**Goal of the exercise**
Copy nothing but the text: reproduce each line of the listing exactly and leave the pictures out.

**Data records**
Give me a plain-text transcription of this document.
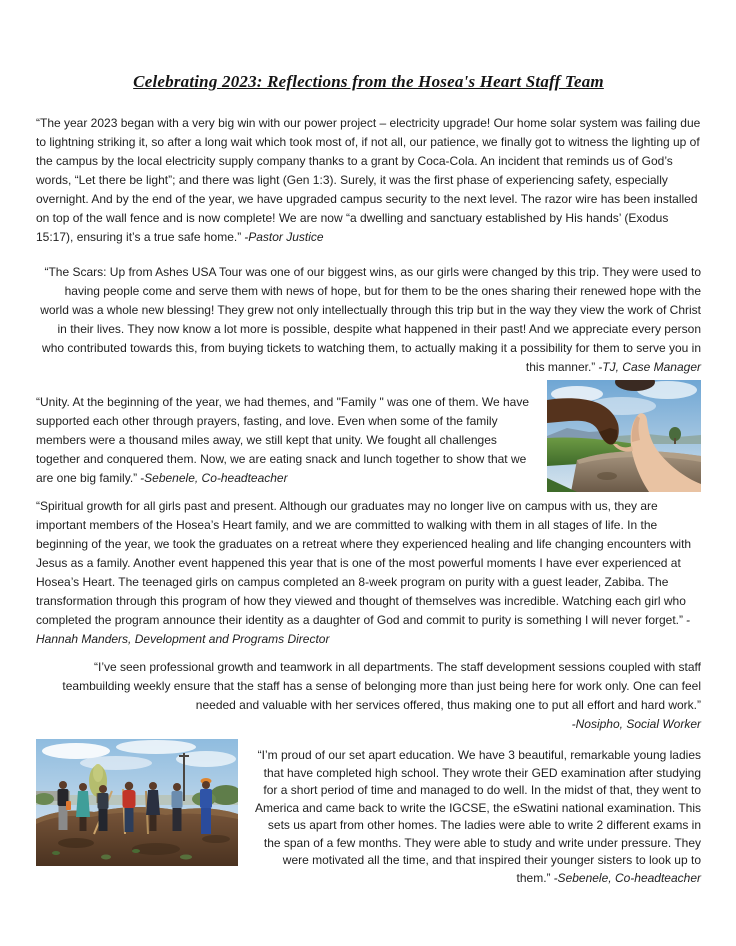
Celebrating 2023: Reflections from the Hosea's Heart Staff Team

“The year 2023 began with a very big win with our power project – electricity upgrade! Our home solar system was failing due to lightning striking it, so after a long wait which took most of, if not all, our patience, we finally got to witness the lighting up of the campus by the local electricity supply company thanks to a grant by Coca-Cola. An incident that reminds us of God’s words, “Let there be light”; and there was light (Gen 1:3). Surely, it was the first phase of experiencing safety, especially overnight. And by the end of the year, we have upgraded campus security to the next level. The razor wire has been installed on top of the wall fence and is now complete! We are now “a dwelling and sanctuary established by His hands’ (Exodus 15:17), ensuring it’s a true safe home.” -Pastor Justice

“The Scars: Up from Ashes USA Tour was one of our biggest wins, as our girls were changed by this trip. They were used to having people come and serve them with news of hope, but for them to be the ones sharing their renewed hope with the world was a whole new blessing! They grew not only intellectually through this trip but in the way they view the work of Christ in their lives. They now know a lot more is possible, despite what happened in their past! And we appreciate every person who contributed towards this, from buying tickets to watching them, to actually making it a possibility for them to serve you in this manner.” -TJ, Case Manager

“Unity. At the beginning of the year, we had themes, and "Family " was one of them. We have supported each other through prayers, fasting, and love. Even when some of the family members were a thousand miles away, we still kept that unity. We fought all challenges together and conquered them. Now, we are eating snack and lunch together to show that we are one big family.” -Sebenele, Co-headteacher

“Spiritual growth for all girls past and present. Although our graduates may no longer live on campus with us, they are important members of the Hosea’s Heart family, and we are committed to walking with them in all stages of life. In the beginning of the year, we took the graduates on a retreat where they experienced healing and life changing encounters with Jesus as a family. Another event happened this year that is one of the most powerful moments I have ever experienced at Hosea’s Heart. The teenaged girls on campus completed an 8-week program on purity with a guest leader, Zabiba. The transformation through this program of how they viewed and thought of themselves was incredible. Watching each girl who completed the program announce their identity as a daughter of God and commit to purity is something I will never forget.” -Hannah Manders, Development and Programs Director

“I’ve seen professional growth and teamwork in all departments. The staff development sessions coupled with staff teambuilding weekly ensure that the staff has a sense of belonging more than just being here for work only. One can feel needed and valuable with her services offered, thus making one to put all effort and hard work.”
-Nosipho, Social Worker

“I’m proud of our set apart education. We have 3 beautiful, remarkable young ladies that have completed high school. They wrote their GED examination after studying for a short period of time and managed to do well. In the midst of that, they went to America and came back to write the IGCSE, the eSwatini national examination. This sets us apart from other homes. The ladies were able to write 2 different exams in the span of a few months. They were able to study and write under pressure. They were motivated all the time, and that inspired their younger sisters to look up to them.” -Sebenele, Co-headteacher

**Output**
Give me a plain-text transcription of this document.
Celebrating 2023: Reflections from the Hosea's Heart Staff Team

“The year 2023 began with a very big win with our power project – electricity upgrade! Our home solar system was failing due to lightning striking it, so after a long wait which took most of, if not all, our patience, we finally got to witness the lighting up of the campus by the local electricity supply company thanks to a grant by Coca-Cola. An incident that reminds us of God’s words, “Let there be light”; and there was light (Gen 1:3). Surely, it was the first phase of experiencing safety, especially overnight. And by the end of the year, we have upgraded campus security to the next level. The razor wire has been installed on top of the wall fence and is now complete! We are now “a dwelling and sanctuary established by His hands’ (Exodus 15:17), ensuring it’s a true safe home.” -Pastor Justice

“The Scars: Up from Ashes USA Tour was one of our biggest wins, as our girls were changed by this trip. They were used to having people come and serve them with news of hope, but for them to be the ones sharing their renewed hope with the world was a whole new blessing! They grew not only intellectually through this trip but in the way they view the work of Christ in their lives. They now know a lot more is possible, despite what happened in their past! And we appreciate every person who contributed towards this, from buying tickets to watching them, to actually making it a possibility for them to serve you in this manner.” -TJ, Case Manager

“Unity. At the beginning of the year, we had themes, and "Family " was one of them. We have supported each other through prayers, fasting, and love. Even when some of the family members were a thousand miles away, we still kept that unity. We fought all challenges together and conquered them. Now, we are eating snack and lunch together to show that we are one big family.” -Sebenele, Co-headteacher

“Spiritual growth for all girls past and present. Although our graduates may no longer live on campus with us, they are important members of the Hosea’s Heart family, and we are committed to walking with them in all stages of life. In the beginning of the year, we took the graduates on a retreat where they experienced healing and life changing encounters with Jesus as a family. Another event happened this year that is one of the most powerful moments I have ever experienced at Hosea’s Heart. The teenaged girls on campus completed an 8-week program on purity with a guest leader, Zabiba. The transformation through this program of how they viewed and thought of themselves was incredible. Watching each girl who completed the program announce their identity as a daughter of God and commit to purity is something I will never forget.” -Hannah Manders, Development and Programs Director

“I’ve seen professional growth and teamwork in all departments. The staff development sessions coupled with staff teambuilding weekly ensure that the staff has a sense of belonging more than just being here for work only. One can feel needed and valuable with her services offered, thus making one to put all effort and hard work.”
-Nosipho, Social Worker

“I’m proud of our set apart education. We have 3 beautiful, remarkable young ladies that have completed high school. They wrote their GED examination after studying for a short period of time and managed to do well. In the midst of that, they went to America and came back to write the IGCSE, the eSwatini national examination. This sets us apart from other homes. The ladies were able to write 2 different exams in the span of a few months. They were able to study and write under pressure. They were motivated all the time, and that inspired their younger sisters to look up to them.” -Sebenele, Co-headteacher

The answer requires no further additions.